=== GESTELLTE AUFGABE A ===
Wie viele Stunden arbeitet Jensen laut dem Text über mittlere Manager pro Woche?

=== VORLIEGENDER TEXT ===
——

Mittlere Manager

Mehr leiden als leiten?

01.10.2008
Von 
Michael Schweizer ist freier Autor in München.

Überstunden sind die Regel

Jensen arbeitet pro Woche 50 bis 70 Stunden. Mit 40 bis eher 50 Stunden kommt Projekt-Manager Hermann aus. Regelmäßig auf 70 Stunden, etwa ein Drittel davon unterwegs, bringt es Andreas Adler (Name geändert). Er fungierte bis letztes Jahr als IT-Projektleiter bei einer großen Bank und wechselte dann zu einer amerikanischen Unternehmensberatung, die sich auf IT-Consulting spezialisiert hat. Dort arbeitet er als deutschlandweit verantwortlicher Manager für Marketing, Sales und Geschäftsfeldentwicklung. Viel Zeit kostet ihn sein Wunsch, zu Kunden immer ehrlich zu sein: "Wir haben Kunden, deren Fachkompetenz ist derartig schlecht, dass man nicht ohne sehr aufwändige Erklärungen auskommt."

——

=== DIE DATENSÄTZE ===
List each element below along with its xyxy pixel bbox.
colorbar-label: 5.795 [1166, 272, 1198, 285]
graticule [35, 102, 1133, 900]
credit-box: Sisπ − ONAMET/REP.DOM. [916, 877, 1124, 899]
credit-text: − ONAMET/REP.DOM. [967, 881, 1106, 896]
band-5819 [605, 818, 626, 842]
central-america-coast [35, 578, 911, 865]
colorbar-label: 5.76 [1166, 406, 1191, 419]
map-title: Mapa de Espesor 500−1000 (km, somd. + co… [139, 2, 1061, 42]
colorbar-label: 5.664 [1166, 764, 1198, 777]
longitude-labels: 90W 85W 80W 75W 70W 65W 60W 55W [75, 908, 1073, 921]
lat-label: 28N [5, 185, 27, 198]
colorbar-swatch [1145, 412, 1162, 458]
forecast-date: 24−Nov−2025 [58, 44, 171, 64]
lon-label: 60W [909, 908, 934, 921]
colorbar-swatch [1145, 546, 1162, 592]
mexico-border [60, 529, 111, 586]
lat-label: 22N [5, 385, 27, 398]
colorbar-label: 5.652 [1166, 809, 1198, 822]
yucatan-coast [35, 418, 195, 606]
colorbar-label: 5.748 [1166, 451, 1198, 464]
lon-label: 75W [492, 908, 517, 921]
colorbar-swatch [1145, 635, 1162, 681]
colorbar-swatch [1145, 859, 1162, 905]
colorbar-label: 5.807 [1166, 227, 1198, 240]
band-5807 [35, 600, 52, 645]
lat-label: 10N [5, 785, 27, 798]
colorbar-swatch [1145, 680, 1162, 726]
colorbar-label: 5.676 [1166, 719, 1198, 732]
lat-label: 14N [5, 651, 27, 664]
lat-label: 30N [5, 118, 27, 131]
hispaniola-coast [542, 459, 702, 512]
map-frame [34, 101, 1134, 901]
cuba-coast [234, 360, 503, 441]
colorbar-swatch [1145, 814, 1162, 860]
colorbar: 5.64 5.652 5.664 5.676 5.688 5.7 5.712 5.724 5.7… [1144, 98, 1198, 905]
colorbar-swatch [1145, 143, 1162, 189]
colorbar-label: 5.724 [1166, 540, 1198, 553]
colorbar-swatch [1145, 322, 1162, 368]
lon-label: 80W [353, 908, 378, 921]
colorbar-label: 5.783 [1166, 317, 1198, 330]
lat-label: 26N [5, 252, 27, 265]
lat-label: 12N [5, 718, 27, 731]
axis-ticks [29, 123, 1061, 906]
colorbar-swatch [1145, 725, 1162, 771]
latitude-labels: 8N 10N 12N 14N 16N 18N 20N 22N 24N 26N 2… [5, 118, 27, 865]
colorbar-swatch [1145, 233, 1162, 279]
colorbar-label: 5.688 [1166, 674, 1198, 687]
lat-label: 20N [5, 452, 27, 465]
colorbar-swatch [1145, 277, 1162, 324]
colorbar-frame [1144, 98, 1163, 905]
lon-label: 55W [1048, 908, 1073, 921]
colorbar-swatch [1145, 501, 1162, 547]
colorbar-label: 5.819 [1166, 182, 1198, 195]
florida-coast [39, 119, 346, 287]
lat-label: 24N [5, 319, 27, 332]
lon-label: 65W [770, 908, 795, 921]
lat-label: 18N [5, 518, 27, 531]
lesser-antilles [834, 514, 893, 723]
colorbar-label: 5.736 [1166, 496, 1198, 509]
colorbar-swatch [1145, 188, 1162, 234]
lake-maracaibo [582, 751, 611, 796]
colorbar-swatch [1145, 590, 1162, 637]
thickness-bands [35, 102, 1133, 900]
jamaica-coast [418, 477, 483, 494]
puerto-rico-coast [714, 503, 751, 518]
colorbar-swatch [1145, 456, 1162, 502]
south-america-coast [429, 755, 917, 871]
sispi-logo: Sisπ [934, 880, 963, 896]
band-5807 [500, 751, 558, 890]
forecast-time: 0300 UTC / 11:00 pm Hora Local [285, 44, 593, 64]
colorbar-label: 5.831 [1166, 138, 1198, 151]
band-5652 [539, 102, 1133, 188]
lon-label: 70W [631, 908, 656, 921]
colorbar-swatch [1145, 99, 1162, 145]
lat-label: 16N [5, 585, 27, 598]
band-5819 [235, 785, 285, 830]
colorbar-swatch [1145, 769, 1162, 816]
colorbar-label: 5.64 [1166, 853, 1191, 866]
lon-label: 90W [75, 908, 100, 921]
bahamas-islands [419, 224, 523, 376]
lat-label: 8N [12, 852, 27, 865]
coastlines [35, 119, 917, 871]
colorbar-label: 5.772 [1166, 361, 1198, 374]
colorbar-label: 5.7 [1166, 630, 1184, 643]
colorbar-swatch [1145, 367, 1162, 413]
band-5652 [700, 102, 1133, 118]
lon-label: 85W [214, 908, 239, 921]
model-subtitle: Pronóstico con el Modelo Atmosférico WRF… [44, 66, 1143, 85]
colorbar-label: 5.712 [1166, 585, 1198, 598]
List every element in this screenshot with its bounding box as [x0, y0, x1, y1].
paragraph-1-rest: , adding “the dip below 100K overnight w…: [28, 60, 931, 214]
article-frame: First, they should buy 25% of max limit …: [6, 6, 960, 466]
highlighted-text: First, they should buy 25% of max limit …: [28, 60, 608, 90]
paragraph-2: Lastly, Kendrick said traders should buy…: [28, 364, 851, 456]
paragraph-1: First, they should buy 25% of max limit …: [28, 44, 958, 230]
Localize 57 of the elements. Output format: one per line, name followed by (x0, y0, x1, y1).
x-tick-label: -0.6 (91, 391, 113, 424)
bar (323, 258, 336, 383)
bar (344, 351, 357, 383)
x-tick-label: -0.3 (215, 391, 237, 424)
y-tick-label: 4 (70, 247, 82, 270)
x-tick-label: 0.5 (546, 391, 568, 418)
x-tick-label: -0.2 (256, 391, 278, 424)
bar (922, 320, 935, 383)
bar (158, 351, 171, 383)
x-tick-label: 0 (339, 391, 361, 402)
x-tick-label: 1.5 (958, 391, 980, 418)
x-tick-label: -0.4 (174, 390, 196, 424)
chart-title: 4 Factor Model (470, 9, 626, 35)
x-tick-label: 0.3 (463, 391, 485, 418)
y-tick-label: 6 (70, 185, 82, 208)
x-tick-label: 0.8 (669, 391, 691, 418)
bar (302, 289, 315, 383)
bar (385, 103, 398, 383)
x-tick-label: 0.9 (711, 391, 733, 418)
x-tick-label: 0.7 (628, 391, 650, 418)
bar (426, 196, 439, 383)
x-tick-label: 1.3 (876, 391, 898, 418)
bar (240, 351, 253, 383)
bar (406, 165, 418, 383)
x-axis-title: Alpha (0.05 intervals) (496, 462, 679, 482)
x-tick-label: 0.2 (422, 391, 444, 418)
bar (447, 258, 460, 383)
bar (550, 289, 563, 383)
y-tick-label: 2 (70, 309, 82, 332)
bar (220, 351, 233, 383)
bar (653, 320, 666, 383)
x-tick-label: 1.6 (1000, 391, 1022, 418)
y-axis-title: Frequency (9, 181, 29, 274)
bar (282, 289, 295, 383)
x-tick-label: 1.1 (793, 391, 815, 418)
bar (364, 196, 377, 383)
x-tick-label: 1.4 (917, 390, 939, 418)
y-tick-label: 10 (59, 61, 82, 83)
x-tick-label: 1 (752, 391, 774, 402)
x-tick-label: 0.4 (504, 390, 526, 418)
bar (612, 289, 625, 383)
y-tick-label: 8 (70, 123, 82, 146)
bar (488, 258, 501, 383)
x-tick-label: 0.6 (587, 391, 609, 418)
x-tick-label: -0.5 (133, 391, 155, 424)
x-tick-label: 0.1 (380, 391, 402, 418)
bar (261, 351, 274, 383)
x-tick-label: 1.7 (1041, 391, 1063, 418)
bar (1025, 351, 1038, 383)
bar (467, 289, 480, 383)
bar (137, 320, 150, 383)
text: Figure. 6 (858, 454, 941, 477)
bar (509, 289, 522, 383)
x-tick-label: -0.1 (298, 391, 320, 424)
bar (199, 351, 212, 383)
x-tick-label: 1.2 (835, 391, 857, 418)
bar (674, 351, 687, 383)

——

=== GESTELLTE AUFGABE B ===
Gib nur die Datensätze vom Anfang bis einschließlich der Zeile mit "colorbar-swatch [1145, 814, 1162, 860]" erneut aus und ersetze darin "lat-label" durch "breiten-label", ohne sonst etwas zu ändern.

=== SCHRIFTLICHE LÖSUNG A ===
Jensen arbeitet pro Woche 50 bis 70 Stunden.

=== SCHRIFTLICHE LÖSUNG B ===
List each element below along with its xyxy pixel bbox.
colorbar-label: 5.795 [1166, 272, 1198, 285]
graticule [35, 102, 1133, 900]
credit-box: Sisπ − ONAMET/REP.DOM. [916, 877, 1124, 899]
credit-text: − ONAMET/REP.DOM. [967, 881, 1106, 896]
band-5819 [605, 818, 626, 842]
central-america-coast [35, 578, 911, 865]
colorbar-label: 5.76 [1166, 406, 1191, 419]
map-title: Mapa de Espesor 500−1000 (km, somd. + co… [139, 2, 1061, 42]
colorbar-label: 5.664 [1166, 764, 1198, 777]
longitude-labels: 90W 85W 80W 75W 70W 65W 60W 55W [75, 908, 1073, 921]
breiten-label: 28N [5, 185, 27, 198]
colorbar-swatch [1145, 412, 1162, 458]
forecast-date: 24−Nov−2025 [58, 44, 171, 64]
lon-label: 60W [909, 908, 934, 921]
colorbar-swatch [1145, 546, 1162, 592]
mexico-border [60, 529, 111, 586]
breiten-label: 22N [5, 385, 27, 398]
colorbar-label: 5.652 [1166, 809, 1198, 822]
yucatan-coast [35, 418, 195, 606]
colorbar-label: 5.748 [1166, 451, 1198, 464]
lon-label: 75W [492, 908, 517, 921]
colorbar-swatch [1145, 635, 1162, 681]
colorbar-swatch [1145, 859, 1162, 905]
colorbar-label: 5.807 [1166, 227, 1198, 240]
band-5807 [35, 600, 52, 645]
breiten-label: 10N [5, 785, 27, 798]
colorbar-swatch [1145, 680, 1162, 726]
colorbar-label: 5.676 [1166, 719, 1198, 732]
breiten-label: 14N [5, 651, 27, 664]
breiten-label: 30N [5, 118, 27, 131]
hispaniola-coast [542, 459, 702, 512]
map-frame [34, 101, 1134, 901]
cuba-coast [234, 360, 503, 441]
colorbar-swatch [1145, 814, 1162, 860]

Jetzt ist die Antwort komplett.